Every line of the records below should be restated exactly.

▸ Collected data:

---+---

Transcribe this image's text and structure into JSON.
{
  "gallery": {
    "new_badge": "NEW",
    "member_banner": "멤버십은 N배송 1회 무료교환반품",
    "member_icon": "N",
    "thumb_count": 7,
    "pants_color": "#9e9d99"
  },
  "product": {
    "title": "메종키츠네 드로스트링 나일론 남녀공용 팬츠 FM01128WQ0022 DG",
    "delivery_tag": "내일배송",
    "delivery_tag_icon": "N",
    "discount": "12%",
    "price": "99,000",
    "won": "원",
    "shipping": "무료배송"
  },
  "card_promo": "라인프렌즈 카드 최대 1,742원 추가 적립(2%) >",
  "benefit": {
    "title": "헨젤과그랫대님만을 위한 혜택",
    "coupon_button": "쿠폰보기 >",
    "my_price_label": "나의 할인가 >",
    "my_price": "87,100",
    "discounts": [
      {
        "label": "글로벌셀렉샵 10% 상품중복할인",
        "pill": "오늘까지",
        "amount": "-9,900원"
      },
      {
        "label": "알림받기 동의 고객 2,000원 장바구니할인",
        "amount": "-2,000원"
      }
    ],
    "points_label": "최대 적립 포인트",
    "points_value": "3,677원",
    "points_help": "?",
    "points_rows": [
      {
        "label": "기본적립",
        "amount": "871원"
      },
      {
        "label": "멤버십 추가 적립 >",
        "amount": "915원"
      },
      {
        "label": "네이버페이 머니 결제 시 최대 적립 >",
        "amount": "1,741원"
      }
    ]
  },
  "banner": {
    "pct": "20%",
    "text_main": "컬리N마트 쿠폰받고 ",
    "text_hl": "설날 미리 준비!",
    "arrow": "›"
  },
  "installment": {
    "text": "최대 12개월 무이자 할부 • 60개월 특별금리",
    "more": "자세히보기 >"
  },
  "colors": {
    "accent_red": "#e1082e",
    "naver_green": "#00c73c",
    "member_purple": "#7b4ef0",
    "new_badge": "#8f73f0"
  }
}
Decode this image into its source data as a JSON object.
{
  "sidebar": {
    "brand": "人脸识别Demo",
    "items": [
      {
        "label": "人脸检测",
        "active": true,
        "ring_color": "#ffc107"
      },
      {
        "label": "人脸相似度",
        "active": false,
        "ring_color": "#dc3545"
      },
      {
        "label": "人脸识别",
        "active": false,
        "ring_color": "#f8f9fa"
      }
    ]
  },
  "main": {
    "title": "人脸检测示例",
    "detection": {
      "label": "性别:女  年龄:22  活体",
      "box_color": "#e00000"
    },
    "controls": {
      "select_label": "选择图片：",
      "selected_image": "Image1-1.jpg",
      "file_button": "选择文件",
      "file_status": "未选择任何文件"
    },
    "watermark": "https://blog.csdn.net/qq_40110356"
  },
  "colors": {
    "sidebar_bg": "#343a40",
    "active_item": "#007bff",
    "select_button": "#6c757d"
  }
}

---+---

▸ EXERCISE RESPONSE:
Transcribe this image's text and structure into JSON.
{
  "gallery": {
    "new_badge": "NEW",
    "member_banner": "멤버십은 N배송 1회 무료교환반품",
    "member_icon": "N",
    "thumb_count": 7,
    "pants_color": "#9e9d99"
  },
  "product": {
    "title": "메종키츠네 드로스트링 나일론 남녀공용 팬츠 FM01128WQ0022 DG",
    "delivery_tag": "내일배송",
    "delivery_tag_icon": "N",
    "discount": "12%",
    "price": "99,000",
    "won": "원",
    "shipping": "무료배송"
  },
  "card_promo": "라인프렌즈 카드 최대 1,742원 추가 적립(2%) >",
  "benefit": {
    "title": "헨젤과그랫대님만을 위한 혜택",
    "coupon_button": "쿠폰보기 >",
    "my_price_label": "나의 할인가 >",
    "my_price": "87,100",
    "discounts": [
      {
        "label": "글로벌셀렉샵 10% 상품중복할인",
        "pill": "오늘까지",
        "amount": "-9,900원"
      },
      {
        "label": "알림받기 동의 고객 2,000원 장바구니할인",
        "amount": "-2,000원"
      }
    ],
    "points_label": "최대 적립 포인트",
    "points_value": "3,677원",
    "points_help": "?",
    "points_rows": [
      {
        "label": "기본적립",
        "amount": "871원"
      },
      {
        "label": "멤버십 추가 적립 >",
        "amount": "915원"
      },
      {
        "label": "네이버페이 머니 결제 시 최대 적립 >",
        "amount": "1,741원"
      }
    ]
  },
  "banner": {
    "pct": "20%",
    "text_main": "컬리N마트 쿠폰받고 ",
    "text_hl": "설날 미리 준비!",
    "arrow": "›"
  },
  "installment": {
    "text": "최대 12개월 무이자 할부 • 60개월 특별금리",
    "more": "자세히보기 >"
  },
  "colors": {
    "accent_red": "#e1082e",
    "naver_green": "#00c73c",
    "member_purple": "#7b4ef0",
    "new_badge": "#8f73f0"
  }
}
Decode this image into its source data as a JSON object.
{
  "sidebar": {
    "brand": "人脸识别Demo",
    "items": [
      {
        "label": "人脸检测",
        "active": true,
        "ring_color": "#ffc107"
      },
      {
        "label": "人脸相似度",
        "active": false,
        "ring_color": "#dc3545"
      },
      {
        "label": "人脸识别",
        "active": false,
        "ring_color": "#f8f9fa"
      }
    ]
  },
  "main": {
    "title": "人脸检测示例",
    "detection": {
      "label": "性别:女  年龄:22  活体",
      "box_color": "#e00000"
    },
    "controls": {
      "select_label": "选择图片：",
      "selected_image": "Image1-1.jpg",
      "file_button": "选择文件",
      "file_status": "未选择任何文件"
    },
    "watermark": "https://blog.csdn.net/qq_40110356"
  },
  "colors": {
    "sidebar_bg": "#343a40",
    "active_item": "#007bff",
    "select_button": "#6c757d"
  }
}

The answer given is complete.